(THE TASK):
Skip any picture you find and retype all the remaining lines exactly.

• • •

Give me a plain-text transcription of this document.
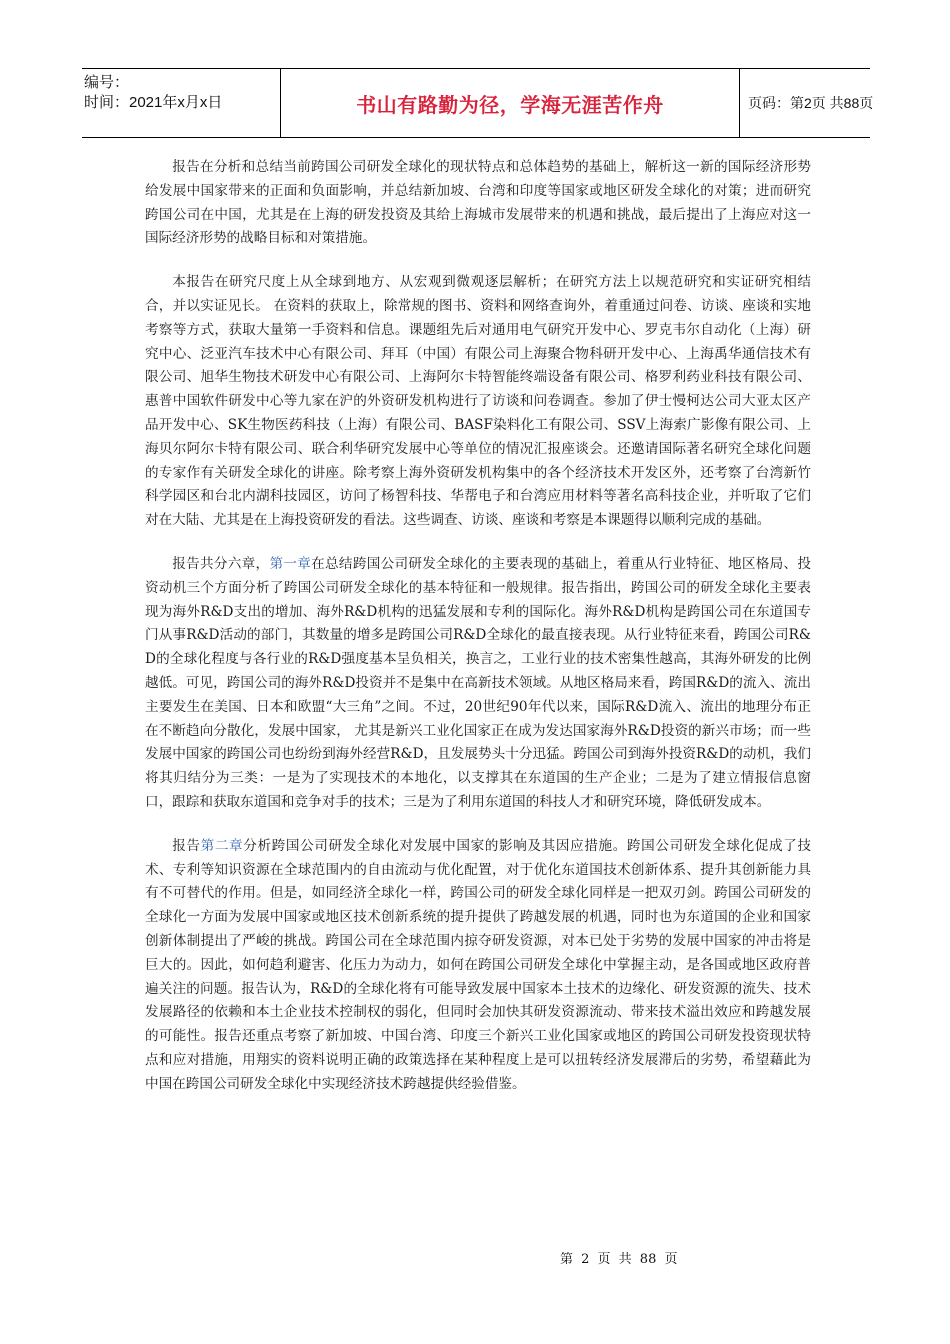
编号：
时间：2021年x月x日	书山有路勤为径，学海无涯苦作舟	页码：第2页 共88页

报告在分析和总结当前跨国公司研发全球化的现状特点和总体趋势的基础上，解析这一新的国际经济形势给发展中国家带来的正面和负面影响，并总结新加坡、台湾和印度等国家或地区研发全球化的对策；进而研究跨国公司在中国，尤其是在上海的研发投资及其给上海城市发展带来的机遇和挑战，最后提出了上海应对这一国际经济形势的战略目标和对策措施。

本报告在研究尺度上从全球到地方、从宏观到微观逐层解析；在研究方法上以规范研究和实证研究相结合，并以实证见长。 在资料的获取上，除常规的图书、资料和网络查询外，着重通过问卷、访谈、座谈和实地考察等方式，获取大量第一手资料和信息。课题组先后对通用电气研究开发中心、罗克韦尔自动化（上海）研究中心、泛亚汽车技术中心有限公司、拜耳（中国）有限公司上海聚合物科研开发中心、上海禹华通信技术有限公司、旭华生物技术研发中心有限公司、上海阿尔卡特智能终端设备有限公司、格罗利药业科技有限公司、惠普中国软件研发中心等九家在沪的外资研发机构进行了访谈和问卷调查。参加了伊士慢柯达公司大亚太区产品开发中心、SK生物医药科技（上海）有限公司、BASF染料化工有限公司、SSV上海索广影像有限公司、上海贝尔阿尔卡特有限公司、联合利华研究发展中心等单位的情况汇报座谈会。还邀请国际著名研究全球化问题的专家作有关研发全球化的讲座。除考察上海外资研发机构集中的各个经济技术开发区外，还考察了台湾新竹科学园区和台北内湖科技园区，访问了杨智科技、华帮电子和台湾应用材料等著名高科技企业，并听取了它们对在大陆、尤其是在上海投资研发的看法。这些调查、访谈、座谈和考察是本课题得以顺利完成的基础。

报告共分六章，第一章在总结跨国公司研发全球化的主要表现的基础上，着重从行业特征、地区格局、投资动机三个方面分析了跨国公司研发全球化的基本特征和一般规律。报告指出，跨国公司的研发全球化主要表现为海外R&D支出的增加、海外R&D机构的迅猛发展和专利的国际化。海外R&D机构是跨国公司在东道国专门从事R&D活动的部门，其数量的增多是跨国公司R&D全球化的最直接表现。从行业特征来看，跨国公司R&D的全球化程度与各行业的R&D强度基本呈负相关，换言之，工业行业的技术密集性越高，其海外研发的比例越低。可见，跨国公司的海外R&D投资并不是集中在高新技术领域。从地区格局来看，跨国R&D的流入、流出主要发生在美国、日本和欧盟“大三角”之间。不过，20世纪90年代以来，国际R&D流入、流出的地理分布正在不断趋向分散化，发展中国家， 尤其是新兴工业化国家正在成为发达国家海外R&D投资的新兴市场；而一些发展中国家的跨国公司也纷纷到海外经营R&D，且发展势头十分迅猛。跨国公司到海外投资R&D的动机，我们将其归结分为三类：一是为了实现技术的本地化，以支撑其在东道国的生产企业；二是为了建立情报信息窗口，跟踪和获取东道国和竞争对手的技术；三是为了利用东道国的科技人才和研究环境，降低研发成本。

报告第二章分析跨国公司研发全球化对发展中国家的影响及其因应措施。跨国公司研发全球化促成了技术、专利等知识资源在全球范围内的自由流动与优化配置，对于优化东道国技术创新体系、提升其创新能力具有不可替代的作用。但是，如同经济全球化一样，跨国公司的研发全球化同样是一把双刃剑。跨国公司研发的全球化一方面为发展中国家或地区技术创新系统的提升提供了跨越发展的机遇，同时也为东道国的企业和国家创新体制提出了严峻的挑战。跨国公司在全球范围内掠夺研发资源，对本已处于劣势的发展中国家的冲击将是巨大的。因此，如何趋利避害、化压力为动力，如何在跨国公司研发全球化中掌握主动，是各国或地区政府普遍关注的问题。报告认为，R&D的全球化将有可能导致发展中国家本土技术的边缘化、研发资源的流失、技术发展路径的依赖和本土企业技术控制权的弱化，但同时会加快其研发资源流动、带来技术溢出效应和跨越发展的可能性。报告还重点考察了新加坡、中国台湾、印度三个新兴工业化国家或地区的跨国公司研发投资现状特点和应对措施，用翔实的资料说明正确的政策选择在某种程度上是可以扭转经济发展滞后的劣势，希望藉此为中国在跨国公司研发全球化中实现经济技术跨越提供经验借鉴。

第 2 页 共 88 页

• • •

(TASK OUTPUT):
Give me a plain-text transcription of this document.
编号：
时间：2021年x月x日	书山有路勤为径，学海无涯苦作舟	页码：第2页 共88页

报告在分析和总结当前跨国公司研发全球化的现状特点和总体趋势的基础上，解析这一新的国际经济形势给发展中国家带来的正面和负面影响，并总结新加坡、台湾和印度等国家或地区研发全球化的对策；进而研究跨国公司在中国，尤其是在上海的研发投资及其给上海城市发展带来的机遇和挑战，最后提出了上海应对这一国际经济形势的战略目标和对策措施。

本报告在研究尺度上从全球到地方、从宏观到微观逐层解析；在研究方法上以规范研究和实证研究相结合，并以实证见长。 在资料的获取上，除常规的图书、资料和网络查询外，着重通过问卷、访谈、座谈和实地考察等方式，获取大量第一手资料和信息。课题组先后对通用电气研究开发中心、罗克韦尔自动化（上海）研究中心、泛亚汽车技术中心有限公司、拜耳（中国）有限公司上海聚合物科研开发中心、上海禹华通信技术有限公司、旭华生物技术研发中心有限公司、上海阿尔卡特智能终端设备有限公司、格罗利药业科技有限公司、惠普中国软件研发中心等九家在沪的外资研发机构进行了访谈和问卷调查。参加了伊士慢柯达公司大亚太区产品开发中心、SK生物医药科技（上海）有限公司、BASF染料化工有限公司、SSV上海索广影像有限公司、上海贝尔阿尔卡特有限公司、联合利华研究发展中心等单位的情况汇报座谈会。还邀请国际著名研究全球化问题的专家作有关研发全球化的讲座。除考察上海外资研发机构集中的各个经济技术开发区外，还考察了台湾新竹科学园区和台北内湖科技园区，访问了杨智科技、华帮电子和台湾应用材料等著名高科技企业，并听取了它们对在大陆、尤其是在上海投资研发的看法。这些调查、访谈、座谈和考察是本课题得以顺利完成的基础。

报告共分六章，第一章在总结跨国公司研发全球化的主要表现的基础上，着重从行业特征、地区格局、投资动机三个方面分析了跨国公司研发全球化的基本特征和一般规律。报告指出，跨国公司的研发全球化主要表现为海外R&D支出的增加、海外R&D机构的迅猛发展和专利的国际化。海外R&D机构是跨国公司在东道国专门从事R&D活动的部门，其数量的增多是跨国公司R&D全球化的最直接表现。从行业特征来看，跨国公司R&D的全球化程度与各行业的R&D强度基本呈负相关，换言之，工业行业的技术密集性越高，其海外研发的比例越低。可见，跨国公司的海外R&D投资并不是集中在高新技术领域。从地区格局来看，跨国R&D的流入、流出主要发生在美国、日本和欧盟“大三角”之间。不过，20世纪90年代以来，国际R&D流入、流出的地理分布正在不断趋向分散化，发展中国家， 尤其是新兴工业化国家正在成为发达国家海外R&D投资的新兴市场；而一些发展中国家的跨国公司也纷纷到海外经营R&D，且发展势头十分迅猛。跨国公司到海外投资R&D的动机，我们将其归结分为三类：一是为了实现技术的本地化，以支撑其在东道国的生产企业；二是为了建立情报信息窗口，跟踪和获取东道国和竞争对手的技术；三是为了利用东道国的科技人才和研究环境，降低研发成本。

报告第二章分析跨国公司研发全球化对发展中国家的影响及其因应措施。跨国公司研发全球化促成了技术、专利等知识资源在全球范围内的自由流动与优化配置，对于优化东道国技术创新体系、提升其创新能力具有不可替代的作用。但是，如同经济全球化一样，跨国公司的研发全球化同样是一把双刃剑。跨国公司研发的全球化一方面为发展中国家或地区技术创新系统的提升提供了跨越发展的机遇，同时也为东道国的企业和国家创新体制提出了严峻的挑战。跨国公司在全球范围内掠夺研发资源，对本已处于劣势的发展中国家的冲击将是巨大的。因此，如何趋利避害、化压力为动力，如何在跨国公司研发全球化中掌握主动，是各国或地区政府普遍关注的问题。报告认为，R&D的全球化将有可能导致发展中国家本土技术的边缘化、研发资源的流失、技术发展路径的依赖和本土企业技术控制权的弱化，但同时会加快其研发资源流动、带来技术溢出效应和跨越发展的可能性。报告还重点考察了新加坡、中国台湾、印度三个新兴工业化国家或地区的跨国公司研发投资现状特点和应对措施，用翔实的资料说明正确的政策选择在某种程度上是可以扭转经济发展滞后的劣势，希望藉此为中国在跨国公司研发全球化中实现经济技术跨越提供经验借鉴。

第 2 页 共 88 页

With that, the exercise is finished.